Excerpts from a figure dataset
□ □ □ □ □ □ □
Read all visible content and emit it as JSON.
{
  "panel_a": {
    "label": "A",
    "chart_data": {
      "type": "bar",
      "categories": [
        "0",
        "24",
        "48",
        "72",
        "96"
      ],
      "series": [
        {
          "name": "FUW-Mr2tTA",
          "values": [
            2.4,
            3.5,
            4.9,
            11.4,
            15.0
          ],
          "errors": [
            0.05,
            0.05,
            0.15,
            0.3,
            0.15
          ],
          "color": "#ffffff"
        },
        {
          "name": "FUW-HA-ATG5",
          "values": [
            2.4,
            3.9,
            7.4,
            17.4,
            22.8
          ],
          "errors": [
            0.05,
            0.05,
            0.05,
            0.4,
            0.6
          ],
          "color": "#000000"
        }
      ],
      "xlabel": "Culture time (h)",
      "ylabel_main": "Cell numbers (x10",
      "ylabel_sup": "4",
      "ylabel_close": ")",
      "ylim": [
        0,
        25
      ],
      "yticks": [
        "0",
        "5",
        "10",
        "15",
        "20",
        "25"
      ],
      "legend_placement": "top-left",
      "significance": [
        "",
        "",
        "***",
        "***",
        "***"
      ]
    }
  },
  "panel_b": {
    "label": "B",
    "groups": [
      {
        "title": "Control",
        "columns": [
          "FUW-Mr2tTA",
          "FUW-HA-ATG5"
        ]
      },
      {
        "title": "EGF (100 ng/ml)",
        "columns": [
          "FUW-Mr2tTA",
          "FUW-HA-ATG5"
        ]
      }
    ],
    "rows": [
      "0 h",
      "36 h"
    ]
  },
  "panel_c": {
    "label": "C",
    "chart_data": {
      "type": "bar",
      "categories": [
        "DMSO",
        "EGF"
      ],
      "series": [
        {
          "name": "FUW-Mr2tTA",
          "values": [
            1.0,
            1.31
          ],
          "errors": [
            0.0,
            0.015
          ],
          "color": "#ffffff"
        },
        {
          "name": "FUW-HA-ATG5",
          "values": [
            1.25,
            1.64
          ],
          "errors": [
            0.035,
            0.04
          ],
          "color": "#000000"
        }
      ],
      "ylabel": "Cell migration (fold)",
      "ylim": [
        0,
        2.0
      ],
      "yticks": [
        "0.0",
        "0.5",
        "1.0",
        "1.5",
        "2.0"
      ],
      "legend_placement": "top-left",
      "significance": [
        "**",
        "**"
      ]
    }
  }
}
□ □ □ □ □ □ □
◆ **WRITTEN INSTRUCTION**
Each record must be repeated exactly as it is.

◆ **FINAL RESULT**
Read all visible content and emit it as JSON.
{
  "panel_a": {
    "label": "A",
    "chart_data": {
      "type": "bar",
      "categories": [
        "0",
        "24",
        "48",
        "72",
        "96"
      ],
      "series": [
        {
          "name": "FUW-Mr2tTA",
          "values": [
            2.4,
            3.5,
            4.9,
            11.4,
            15.0
          ],
          "errors": [
            0.05,
            0.05,
            0.15,
            0.3,
            0.15
          ],
          "color": "#ffffff"
        },
        {
          "name": "FUW-HA-ATG5",
          "values": [
            2.4,
            3.9,
            7.4,
            17.4,
            22.8
          ],
          "errors": [
            0.05,
            0.05,
            0.05,
            0.4,
            0.6
          ],
          "color": "#000000"
        }
      ],
      "xlabel": "Culture time (h)",
      "ylabel_main": "Cell numbers (x10",
      "ylabel_sup": "4",
      "ylabel_close": ")",
      "ylim": [
        0,
        25
      ],
      "yticks": [
        "0",
        "5",
        "10",
        "15",
        "20",
        "25"
      ],
      "legend_placement": "top-left",
      "significance": [
        "",
        "",
        "***",
        "***",
        "***"
      ]
    }
  },
  "panel_b": {
    "label": "B",
    "groups": [
      {
        "title": "Control",
        "columns": [
          "FUW-Mr2tTA",
          "FUW-HA-ATG5"
        ]
      },
      {
        "title": "EGF (100 ng/ml)",
        "columns": [
          "FUW-Mr2tTA",
          "FUW-HA-ATG5"
        ]
      }
    ],
    "rows": [
      "0 h",
      "36 h"
    ]
  },
  "panel_c": {
    "label": "C",
    "chart_data": {
      "type": "bar",
      "categories": [
        "DMSO",
        "EGF"
      ],
      "series": [
        {
          "name": "FUW-Mr2tTA",
          "values": [
            1.0,
            1.31
          ],
          "errors": [
            0.0,
            0.015
          ],
          "color": "#ffffff"
        },
        {
          "name": "FUW-HA-ATG5",
          "values": [
            1.25,
            1.64
          ],
          "errors": [
            0.035,
            0.04
          ],
          "color": "#000000"
        }
      ],
      "ylabel": "Cell migration (fold)",
      "ylim": [
        0,
        2.0
      ],
      "yticks": [
        "0.0",
        "0.5",
        "1.0",
        "1.5",
        "2.0"
      ],
      "legend_placement": "top-left",
      "significance": [
        "**",
        "**"
      ]
    }
  }
}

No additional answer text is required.